_WORK REQUIRED_. Determine which lines of the records include the word "this", and copy them.

## BEGIN GIVEN DATA

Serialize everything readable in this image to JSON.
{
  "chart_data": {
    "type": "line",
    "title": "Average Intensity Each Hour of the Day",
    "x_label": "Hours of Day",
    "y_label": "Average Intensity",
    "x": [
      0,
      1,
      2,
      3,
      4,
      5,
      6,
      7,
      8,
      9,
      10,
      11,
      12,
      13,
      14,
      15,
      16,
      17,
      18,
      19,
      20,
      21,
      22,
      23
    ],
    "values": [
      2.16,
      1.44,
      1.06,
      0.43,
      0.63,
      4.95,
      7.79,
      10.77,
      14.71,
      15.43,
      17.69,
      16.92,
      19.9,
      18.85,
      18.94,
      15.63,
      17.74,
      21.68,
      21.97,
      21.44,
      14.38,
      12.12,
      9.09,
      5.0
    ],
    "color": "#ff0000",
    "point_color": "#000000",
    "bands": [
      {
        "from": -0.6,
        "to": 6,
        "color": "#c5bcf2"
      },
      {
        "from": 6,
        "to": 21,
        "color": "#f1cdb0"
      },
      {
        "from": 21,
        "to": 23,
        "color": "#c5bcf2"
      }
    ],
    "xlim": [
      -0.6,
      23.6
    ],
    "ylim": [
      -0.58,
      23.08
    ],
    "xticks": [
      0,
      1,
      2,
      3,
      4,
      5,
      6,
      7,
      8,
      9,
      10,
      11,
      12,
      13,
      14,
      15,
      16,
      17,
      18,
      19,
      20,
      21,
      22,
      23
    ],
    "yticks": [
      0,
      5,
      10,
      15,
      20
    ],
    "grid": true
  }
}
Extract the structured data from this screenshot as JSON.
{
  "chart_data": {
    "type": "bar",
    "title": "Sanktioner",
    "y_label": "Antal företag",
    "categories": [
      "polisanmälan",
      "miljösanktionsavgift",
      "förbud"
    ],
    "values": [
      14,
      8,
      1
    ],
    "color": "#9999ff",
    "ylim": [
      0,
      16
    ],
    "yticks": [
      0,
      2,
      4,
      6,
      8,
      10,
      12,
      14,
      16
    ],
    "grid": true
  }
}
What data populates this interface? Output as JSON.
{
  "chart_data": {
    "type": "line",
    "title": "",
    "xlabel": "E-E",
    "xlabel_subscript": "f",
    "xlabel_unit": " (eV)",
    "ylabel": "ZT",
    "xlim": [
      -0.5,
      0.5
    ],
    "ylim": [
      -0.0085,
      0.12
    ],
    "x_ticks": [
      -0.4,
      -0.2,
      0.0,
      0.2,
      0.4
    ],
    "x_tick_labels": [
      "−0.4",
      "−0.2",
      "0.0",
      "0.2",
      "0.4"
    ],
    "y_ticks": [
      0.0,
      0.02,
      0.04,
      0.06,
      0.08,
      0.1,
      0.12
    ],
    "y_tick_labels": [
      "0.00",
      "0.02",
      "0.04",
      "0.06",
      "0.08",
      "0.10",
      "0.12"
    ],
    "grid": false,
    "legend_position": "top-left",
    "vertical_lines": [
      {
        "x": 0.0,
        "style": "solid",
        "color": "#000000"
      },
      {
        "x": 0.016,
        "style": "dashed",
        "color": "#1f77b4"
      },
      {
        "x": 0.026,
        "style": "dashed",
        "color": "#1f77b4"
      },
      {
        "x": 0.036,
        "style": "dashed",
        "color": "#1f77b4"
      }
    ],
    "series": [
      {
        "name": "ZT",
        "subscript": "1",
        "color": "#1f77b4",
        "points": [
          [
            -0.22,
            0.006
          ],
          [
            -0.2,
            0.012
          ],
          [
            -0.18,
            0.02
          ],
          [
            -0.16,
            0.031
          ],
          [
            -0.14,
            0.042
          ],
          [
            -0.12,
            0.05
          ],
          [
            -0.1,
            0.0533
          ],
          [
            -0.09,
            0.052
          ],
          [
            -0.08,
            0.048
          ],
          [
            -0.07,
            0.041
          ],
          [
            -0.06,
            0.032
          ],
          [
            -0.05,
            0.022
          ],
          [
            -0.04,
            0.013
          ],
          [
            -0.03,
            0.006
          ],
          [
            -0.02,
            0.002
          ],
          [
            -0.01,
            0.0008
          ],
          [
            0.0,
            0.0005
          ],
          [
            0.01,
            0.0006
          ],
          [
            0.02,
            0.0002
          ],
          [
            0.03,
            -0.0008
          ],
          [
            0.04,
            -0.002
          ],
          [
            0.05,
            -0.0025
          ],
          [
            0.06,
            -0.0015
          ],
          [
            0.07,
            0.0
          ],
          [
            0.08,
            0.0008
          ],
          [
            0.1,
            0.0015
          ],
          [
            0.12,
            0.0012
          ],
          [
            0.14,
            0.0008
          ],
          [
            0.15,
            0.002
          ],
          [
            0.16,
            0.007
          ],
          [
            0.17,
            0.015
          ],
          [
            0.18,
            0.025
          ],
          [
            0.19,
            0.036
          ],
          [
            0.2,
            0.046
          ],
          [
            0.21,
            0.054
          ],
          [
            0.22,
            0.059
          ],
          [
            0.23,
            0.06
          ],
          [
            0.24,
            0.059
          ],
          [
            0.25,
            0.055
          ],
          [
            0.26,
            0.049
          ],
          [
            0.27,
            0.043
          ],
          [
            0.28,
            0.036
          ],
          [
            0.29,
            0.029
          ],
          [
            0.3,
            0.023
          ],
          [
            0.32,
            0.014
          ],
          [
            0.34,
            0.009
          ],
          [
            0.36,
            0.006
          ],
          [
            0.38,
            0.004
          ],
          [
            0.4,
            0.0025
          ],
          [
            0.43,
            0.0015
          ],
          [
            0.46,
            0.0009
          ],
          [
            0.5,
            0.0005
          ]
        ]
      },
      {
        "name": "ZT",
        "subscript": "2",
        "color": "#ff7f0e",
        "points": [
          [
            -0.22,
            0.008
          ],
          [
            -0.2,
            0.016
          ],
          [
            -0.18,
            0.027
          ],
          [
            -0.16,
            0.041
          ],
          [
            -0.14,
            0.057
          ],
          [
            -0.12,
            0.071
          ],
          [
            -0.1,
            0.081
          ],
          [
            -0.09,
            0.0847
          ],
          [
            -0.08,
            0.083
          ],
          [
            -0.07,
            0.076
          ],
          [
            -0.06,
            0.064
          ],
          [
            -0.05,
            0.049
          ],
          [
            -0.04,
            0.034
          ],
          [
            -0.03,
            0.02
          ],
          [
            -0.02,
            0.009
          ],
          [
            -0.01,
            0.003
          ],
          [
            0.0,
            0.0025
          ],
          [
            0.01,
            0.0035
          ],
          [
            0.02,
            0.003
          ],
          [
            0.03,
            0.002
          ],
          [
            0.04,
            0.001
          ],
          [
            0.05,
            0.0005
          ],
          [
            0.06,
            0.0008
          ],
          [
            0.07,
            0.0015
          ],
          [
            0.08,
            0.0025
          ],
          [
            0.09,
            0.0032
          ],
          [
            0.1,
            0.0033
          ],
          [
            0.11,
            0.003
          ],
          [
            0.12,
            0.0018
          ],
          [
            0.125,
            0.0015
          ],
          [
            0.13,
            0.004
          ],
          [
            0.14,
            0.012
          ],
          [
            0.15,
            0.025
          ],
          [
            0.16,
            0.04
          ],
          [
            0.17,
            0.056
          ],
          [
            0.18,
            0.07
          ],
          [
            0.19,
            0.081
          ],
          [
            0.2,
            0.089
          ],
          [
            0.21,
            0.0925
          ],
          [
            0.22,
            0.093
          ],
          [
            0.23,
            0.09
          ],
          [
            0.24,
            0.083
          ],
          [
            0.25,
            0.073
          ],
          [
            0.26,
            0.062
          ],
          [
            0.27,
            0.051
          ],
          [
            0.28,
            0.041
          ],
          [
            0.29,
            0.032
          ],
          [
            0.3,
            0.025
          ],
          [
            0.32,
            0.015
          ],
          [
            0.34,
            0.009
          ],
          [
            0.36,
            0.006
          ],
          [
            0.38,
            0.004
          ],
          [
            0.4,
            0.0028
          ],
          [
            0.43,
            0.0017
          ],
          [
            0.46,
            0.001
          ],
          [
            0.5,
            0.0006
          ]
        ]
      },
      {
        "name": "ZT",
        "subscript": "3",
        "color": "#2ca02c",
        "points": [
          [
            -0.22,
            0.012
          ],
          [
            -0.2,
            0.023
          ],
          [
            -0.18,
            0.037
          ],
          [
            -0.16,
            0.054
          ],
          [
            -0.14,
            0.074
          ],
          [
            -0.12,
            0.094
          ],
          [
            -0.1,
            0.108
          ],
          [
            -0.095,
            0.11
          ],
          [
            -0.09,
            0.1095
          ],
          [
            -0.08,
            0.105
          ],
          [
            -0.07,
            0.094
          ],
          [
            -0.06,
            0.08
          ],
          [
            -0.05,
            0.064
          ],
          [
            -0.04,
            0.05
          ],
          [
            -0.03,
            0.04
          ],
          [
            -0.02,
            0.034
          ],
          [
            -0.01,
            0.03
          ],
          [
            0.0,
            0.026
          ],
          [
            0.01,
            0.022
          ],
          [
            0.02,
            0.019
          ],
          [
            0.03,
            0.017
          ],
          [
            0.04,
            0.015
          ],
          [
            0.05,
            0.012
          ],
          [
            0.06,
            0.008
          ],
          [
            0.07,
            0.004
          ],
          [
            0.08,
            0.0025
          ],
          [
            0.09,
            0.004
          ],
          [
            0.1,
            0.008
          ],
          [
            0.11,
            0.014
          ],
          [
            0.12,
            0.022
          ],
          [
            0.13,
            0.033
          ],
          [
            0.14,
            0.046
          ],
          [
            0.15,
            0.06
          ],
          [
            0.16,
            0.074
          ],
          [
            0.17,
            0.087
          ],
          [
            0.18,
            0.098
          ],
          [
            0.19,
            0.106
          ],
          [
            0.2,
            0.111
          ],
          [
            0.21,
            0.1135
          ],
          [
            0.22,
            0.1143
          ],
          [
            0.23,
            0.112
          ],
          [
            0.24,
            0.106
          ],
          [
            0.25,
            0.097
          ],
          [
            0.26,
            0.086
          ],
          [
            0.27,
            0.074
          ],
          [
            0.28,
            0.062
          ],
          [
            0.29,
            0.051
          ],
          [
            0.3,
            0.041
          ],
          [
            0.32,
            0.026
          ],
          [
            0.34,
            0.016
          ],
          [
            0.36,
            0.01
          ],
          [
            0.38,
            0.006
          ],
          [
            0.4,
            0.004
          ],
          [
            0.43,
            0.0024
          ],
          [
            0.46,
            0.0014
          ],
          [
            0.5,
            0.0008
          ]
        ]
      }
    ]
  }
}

## END GIVEN DATA

_OUTPUT BELOW_.
Serialize everything readable in this image to JSON.
Extract the structured data from this screenshot as JSON.
What data populates this interface? Output as JSON.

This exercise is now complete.